Search the records for "icon". Copy every line where it appears.

**TASK INPUT:**
==========

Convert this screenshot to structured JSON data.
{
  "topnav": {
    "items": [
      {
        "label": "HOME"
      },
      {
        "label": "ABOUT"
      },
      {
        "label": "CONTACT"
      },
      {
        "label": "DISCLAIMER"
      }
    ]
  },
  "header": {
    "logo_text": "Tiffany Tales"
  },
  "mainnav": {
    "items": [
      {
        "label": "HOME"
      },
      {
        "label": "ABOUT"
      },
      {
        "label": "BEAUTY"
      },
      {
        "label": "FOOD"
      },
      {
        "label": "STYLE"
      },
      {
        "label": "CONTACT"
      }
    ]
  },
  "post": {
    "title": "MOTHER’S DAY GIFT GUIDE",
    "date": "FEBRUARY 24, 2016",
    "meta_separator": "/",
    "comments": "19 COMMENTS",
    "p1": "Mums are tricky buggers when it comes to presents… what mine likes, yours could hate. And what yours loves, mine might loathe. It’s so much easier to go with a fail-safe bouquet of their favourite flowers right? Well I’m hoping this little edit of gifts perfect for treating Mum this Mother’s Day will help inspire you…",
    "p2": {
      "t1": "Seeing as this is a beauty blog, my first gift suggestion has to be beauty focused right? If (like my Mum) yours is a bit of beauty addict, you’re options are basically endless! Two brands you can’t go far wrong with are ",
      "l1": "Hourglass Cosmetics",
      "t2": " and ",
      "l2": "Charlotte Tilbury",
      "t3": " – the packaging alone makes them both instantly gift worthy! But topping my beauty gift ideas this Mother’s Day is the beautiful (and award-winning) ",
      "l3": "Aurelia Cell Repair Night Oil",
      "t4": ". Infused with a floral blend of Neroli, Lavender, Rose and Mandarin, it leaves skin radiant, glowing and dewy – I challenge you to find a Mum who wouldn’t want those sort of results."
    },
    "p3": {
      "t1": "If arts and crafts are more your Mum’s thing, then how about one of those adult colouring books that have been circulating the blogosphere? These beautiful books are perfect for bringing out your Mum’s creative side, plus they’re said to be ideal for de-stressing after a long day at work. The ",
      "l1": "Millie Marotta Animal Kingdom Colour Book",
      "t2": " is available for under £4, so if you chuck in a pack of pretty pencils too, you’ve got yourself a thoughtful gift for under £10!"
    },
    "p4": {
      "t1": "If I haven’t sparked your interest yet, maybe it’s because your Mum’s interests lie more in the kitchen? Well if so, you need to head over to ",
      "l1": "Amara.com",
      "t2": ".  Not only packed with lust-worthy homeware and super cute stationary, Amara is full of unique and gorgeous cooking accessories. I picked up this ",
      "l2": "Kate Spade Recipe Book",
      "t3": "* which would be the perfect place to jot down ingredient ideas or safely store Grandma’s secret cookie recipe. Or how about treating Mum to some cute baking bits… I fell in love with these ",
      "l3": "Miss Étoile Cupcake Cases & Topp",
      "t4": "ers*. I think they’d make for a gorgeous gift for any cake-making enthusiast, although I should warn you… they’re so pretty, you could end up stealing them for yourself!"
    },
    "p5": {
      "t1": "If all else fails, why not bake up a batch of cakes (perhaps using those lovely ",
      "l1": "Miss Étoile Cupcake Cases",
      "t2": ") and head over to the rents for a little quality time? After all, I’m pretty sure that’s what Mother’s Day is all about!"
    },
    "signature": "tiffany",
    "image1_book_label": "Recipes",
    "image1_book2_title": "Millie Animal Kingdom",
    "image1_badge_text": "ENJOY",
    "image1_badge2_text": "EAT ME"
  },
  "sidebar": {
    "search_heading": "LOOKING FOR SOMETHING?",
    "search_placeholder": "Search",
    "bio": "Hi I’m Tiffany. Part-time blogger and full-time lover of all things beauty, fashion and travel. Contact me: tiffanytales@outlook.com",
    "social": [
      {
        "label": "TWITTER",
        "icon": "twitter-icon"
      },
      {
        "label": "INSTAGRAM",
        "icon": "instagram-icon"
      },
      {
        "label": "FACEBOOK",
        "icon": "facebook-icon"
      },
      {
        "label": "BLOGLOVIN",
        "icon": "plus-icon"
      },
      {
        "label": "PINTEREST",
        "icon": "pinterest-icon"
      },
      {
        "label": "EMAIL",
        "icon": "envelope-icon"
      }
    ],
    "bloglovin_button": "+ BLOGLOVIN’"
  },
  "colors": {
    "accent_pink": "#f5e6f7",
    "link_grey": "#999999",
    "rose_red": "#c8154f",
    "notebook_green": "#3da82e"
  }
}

==========

**RESPONSE:**
        "icon": "twitter-icon"
        "icon": "instagram-icon"
        "icon": "facebook-icon"
        "icon": "plus-icon"
        "icon": "pinterest-icon"
        "icon": "envelope-icon"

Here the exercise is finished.